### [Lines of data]
##########

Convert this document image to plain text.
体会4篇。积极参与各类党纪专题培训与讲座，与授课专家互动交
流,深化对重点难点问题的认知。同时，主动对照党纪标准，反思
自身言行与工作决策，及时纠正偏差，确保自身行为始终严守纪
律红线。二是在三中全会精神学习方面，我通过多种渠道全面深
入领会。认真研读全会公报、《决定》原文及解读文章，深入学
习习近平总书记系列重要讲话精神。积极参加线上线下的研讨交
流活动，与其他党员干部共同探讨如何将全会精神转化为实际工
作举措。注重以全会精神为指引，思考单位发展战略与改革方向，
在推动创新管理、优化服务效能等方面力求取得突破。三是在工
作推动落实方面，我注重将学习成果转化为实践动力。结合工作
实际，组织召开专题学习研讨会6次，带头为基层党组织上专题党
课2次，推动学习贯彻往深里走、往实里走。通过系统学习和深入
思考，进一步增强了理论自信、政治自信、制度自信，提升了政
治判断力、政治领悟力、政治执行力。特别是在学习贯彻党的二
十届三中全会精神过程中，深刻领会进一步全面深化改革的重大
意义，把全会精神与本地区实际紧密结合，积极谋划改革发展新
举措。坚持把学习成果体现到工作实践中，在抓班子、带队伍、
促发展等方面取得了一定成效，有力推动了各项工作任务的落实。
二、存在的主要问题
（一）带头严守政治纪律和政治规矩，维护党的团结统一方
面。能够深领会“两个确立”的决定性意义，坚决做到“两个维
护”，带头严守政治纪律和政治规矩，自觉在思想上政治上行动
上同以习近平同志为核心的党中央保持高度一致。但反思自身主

##########

### [Required work]
Type out the full listing again, exactly as given.

### [Reply]
Convert this document image to plain text.
体会4篇。积极参与各类党纪专题培训与讲座，与授课专家互动交
流,深化对重点难点问题的认知。同时，主动对照党纪标准，反思
自身言行与工作决策，及时纠正偏差，确保自身行为始终严守纪
律红线。二是在三中全会精神学习方面，我通过多种渠道全面深
入领会。认真研读全会公报、《决定》原文及解读文章，深入学
习习近平总书记系列重要讲话精神。积极参加线上线下的研讨交
流活动，与其他党员干部共同探讨如何将全会精神转化为实际工
作举措。注重以全会精神为指引，思考单位发展战略与改革方向，
在推动创新管理、优化服务效能等方面力求取得突破。三是在工
作推动落实方面，我注重将学习成果转化为实践动力。结合工作
实际，组织召开专题学习研讨会6次，带头为基层党组织上专题党
课2次，推动学习贯彻往深里走、往实里走。通过系统学习和深入
思考，进一步增强了理论自信、政治自信、制度自信，提升了政
治判断力、政治领悟力、政治执行力。特别是在学习贯彻党的二
十届三中全会精神过程中，深刻领会进一步全面深化改革的重大
意义，把全会精神与本地区实际紧密结合，积极谋划改革发展新
举措。坚持把学习成果体现到工作实践中，在抓班子、带队伍、
促发展等方面取得了一定成效，有力推动了各项工作任务的落实。
二、存在的主要问题
（一）带头严守政治纪律和政治规矩，维护党的团结统一方
面。能够深领会“两个确立”的决定性意义，坚决做到“两个维
护”，带头严守政治纪律和政治规矩，自觉在思想上政治上行动
上同以习近平同志为核心的党中央保持高度一致。但反思自身主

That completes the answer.